Find the word "Position" in the material below and gather every line that contains it.

━━━━━━━━━━

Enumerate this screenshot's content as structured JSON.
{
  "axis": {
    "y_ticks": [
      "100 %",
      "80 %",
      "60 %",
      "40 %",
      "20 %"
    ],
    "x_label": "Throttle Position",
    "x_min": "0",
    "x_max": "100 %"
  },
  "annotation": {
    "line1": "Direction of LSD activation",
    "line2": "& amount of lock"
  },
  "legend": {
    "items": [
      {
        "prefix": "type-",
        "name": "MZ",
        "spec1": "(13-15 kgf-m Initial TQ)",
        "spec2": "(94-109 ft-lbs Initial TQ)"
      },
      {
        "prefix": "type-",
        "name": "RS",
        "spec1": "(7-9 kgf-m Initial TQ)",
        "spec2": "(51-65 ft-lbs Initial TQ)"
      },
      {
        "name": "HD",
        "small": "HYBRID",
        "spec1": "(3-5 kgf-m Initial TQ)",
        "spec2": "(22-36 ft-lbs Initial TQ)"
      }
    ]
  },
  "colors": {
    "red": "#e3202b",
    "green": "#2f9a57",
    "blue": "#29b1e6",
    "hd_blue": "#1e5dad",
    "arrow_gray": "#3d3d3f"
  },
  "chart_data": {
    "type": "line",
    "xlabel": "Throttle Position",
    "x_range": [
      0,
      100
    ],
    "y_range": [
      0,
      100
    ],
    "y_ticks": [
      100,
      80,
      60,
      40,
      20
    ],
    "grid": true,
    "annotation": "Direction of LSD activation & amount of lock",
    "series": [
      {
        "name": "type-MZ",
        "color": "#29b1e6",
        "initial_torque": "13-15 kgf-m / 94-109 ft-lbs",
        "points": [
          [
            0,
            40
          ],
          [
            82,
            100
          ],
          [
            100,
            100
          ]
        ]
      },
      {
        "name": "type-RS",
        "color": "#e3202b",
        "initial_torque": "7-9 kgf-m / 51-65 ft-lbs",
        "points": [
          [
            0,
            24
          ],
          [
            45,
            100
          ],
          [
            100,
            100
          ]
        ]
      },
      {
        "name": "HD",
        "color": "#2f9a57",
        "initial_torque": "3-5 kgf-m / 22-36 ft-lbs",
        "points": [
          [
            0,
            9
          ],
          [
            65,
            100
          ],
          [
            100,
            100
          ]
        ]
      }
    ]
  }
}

━━━━━━━━━━

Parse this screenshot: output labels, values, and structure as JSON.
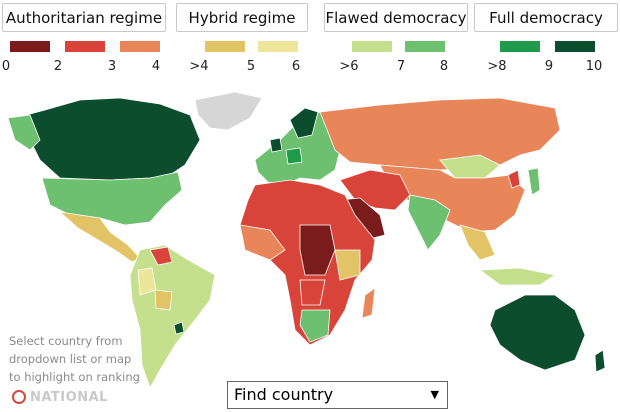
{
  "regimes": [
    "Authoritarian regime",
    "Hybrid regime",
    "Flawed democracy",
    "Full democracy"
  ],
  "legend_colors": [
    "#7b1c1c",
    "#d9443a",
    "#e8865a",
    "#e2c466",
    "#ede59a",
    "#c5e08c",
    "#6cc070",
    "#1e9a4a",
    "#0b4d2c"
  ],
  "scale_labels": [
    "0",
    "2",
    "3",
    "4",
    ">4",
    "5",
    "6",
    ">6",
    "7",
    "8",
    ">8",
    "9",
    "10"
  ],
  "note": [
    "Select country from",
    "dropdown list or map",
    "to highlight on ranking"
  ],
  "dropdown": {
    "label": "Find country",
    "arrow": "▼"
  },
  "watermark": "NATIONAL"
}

━━━━━━━━━━

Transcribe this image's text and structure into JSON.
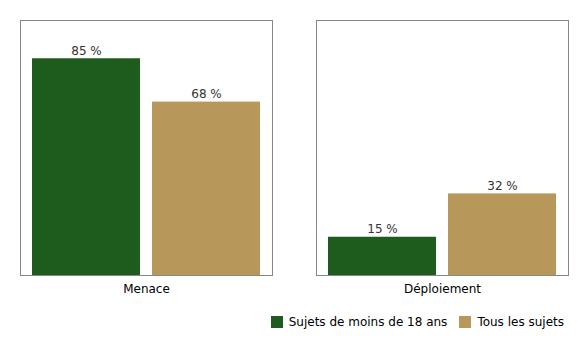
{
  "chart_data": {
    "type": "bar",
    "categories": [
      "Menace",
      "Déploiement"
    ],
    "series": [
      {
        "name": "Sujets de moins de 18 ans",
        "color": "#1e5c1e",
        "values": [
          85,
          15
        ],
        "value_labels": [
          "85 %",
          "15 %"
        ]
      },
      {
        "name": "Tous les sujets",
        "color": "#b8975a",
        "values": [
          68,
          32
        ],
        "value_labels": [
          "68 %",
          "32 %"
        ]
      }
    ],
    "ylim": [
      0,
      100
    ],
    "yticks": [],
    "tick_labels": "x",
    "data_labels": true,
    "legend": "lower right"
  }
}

━━━━━━━━━━

◆ Reply to the exercise
    "x_label": "Throttle Position",
    "xlabel": "Throttle Position",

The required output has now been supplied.